◆ Aim of the task: Repeat exactly the lines from the line containing "What does this" through the last line of the records below, inclusive, and nothing else.

[Extracted records]
§

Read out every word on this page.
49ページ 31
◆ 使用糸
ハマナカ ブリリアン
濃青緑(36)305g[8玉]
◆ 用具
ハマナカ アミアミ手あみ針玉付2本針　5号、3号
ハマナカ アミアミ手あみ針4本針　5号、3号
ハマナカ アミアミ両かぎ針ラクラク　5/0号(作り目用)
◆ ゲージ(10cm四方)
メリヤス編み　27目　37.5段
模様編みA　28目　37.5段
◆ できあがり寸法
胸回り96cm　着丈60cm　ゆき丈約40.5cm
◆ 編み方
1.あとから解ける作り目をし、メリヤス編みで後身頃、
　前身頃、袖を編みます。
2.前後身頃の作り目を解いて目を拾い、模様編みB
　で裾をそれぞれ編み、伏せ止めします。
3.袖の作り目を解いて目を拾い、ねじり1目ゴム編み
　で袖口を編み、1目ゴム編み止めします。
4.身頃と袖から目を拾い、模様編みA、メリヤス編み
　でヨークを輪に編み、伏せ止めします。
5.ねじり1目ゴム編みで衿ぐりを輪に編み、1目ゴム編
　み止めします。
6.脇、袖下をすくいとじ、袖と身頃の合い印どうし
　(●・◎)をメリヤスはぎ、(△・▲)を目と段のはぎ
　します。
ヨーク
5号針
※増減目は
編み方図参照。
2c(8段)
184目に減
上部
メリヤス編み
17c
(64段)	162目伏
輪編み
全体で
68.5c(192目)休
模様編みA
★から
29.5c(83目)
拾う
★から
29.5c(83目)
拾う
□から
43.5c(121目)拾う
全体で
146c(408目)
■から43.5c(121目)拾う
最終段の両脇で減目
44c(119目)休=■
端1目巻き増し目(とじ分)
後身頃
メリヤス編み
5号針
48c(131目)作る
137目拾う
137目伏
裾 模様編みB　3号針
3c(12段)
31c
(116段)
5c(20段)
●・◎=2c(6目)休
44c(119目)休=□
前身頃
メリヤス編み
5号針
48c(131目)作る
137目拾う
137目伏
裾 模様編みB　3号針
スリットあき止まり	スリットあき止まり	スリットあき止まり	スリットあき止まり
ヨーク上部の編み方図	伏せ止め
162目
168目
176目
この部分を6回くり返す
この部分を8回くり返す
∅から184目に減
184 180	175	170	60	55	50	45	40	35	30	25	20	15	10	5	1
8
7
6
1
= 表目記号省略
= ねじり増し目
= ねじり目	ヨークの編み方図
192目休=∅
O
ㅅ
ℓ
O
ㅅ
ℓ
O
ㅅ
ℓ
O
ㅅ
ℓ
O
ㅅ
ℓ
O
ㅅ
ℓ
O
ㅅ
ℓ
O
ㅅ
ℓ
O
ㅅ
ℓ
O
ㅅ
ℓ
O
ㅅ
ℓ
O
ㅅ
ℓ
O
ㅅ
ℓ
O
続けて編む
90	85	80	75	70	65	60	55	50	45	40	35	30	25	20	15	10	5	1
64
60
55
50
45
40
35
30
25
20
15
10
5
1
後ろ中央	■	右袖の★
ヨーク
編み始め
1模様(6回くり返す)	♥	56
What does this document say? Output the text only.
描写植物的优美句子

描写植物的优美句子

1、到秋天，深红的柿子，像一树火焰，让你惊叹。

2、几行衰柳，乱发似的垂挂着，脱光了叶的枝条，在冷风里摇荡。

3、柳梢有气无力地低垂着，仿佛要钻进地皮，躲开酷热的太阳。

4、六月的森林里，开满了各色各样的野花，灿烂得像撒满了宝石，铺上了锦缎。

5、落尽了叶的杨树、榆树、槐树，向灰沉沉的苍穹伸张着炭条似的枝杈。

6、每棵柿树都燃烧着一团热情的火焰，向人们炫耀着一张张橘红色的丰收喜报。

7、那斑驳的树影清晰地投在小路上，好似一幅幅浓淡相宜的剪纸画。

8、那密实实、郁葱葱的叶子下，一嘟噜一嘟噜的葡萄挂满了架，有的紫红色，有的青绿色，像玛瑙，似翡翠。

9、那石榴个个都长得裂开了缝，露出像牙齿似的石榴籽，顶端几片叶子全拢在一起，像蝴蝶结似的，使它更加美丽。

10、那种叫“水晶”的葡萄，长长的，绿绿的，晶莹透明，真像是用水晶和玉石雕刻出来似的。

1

§

◆ Result of the task:
What does this document say? Output the text only.
描写植物的优美句子

描写植物的优美句子

1、到秋天，深红的柿子，像一树火焰，让你惊叹。

2、几行衰柳，乱发似的垂挂着，脱光了叶的枝条，在冷风里摇荡。

3、柳梢有气无力地低垂着，仿佛要钻进地皮，躲开酷热的太阳。

4、六月的森林里，开满了各色各样的野花，灿烂得像撒满了宝石，铺上了锦缎。

5、落尽了叶的杨树、榆树、槐树，向灰沉沉的苍穹伸张着炭条似的枝杈。

6、每棵柿树都燃烧着一团热情的火焰，向人们炫耀着一张张橘红色的丰收喜报。

7、那斑驳的树影清晰地投在小路上，好似一幅幅浓淡相宜的剪纸画。

8、那密实实、郁葱葱的叶子下，一嘟噜一嘟噜的葡萄挂满了架，有的紫红色，有的青绿色，像玛瑙，似翡翠。

9、那石榴个个都长得裂开了缝，露出像牙齿似的石榴籽，顶端几片叶子全拢在一起，像蝴蝶结似的，使它更加美丽。

10、那种叫“水晶”的葡萄，长长的，绿绿的，晶莹透明，真像是用水晶和玉石雕刻出来似的。

1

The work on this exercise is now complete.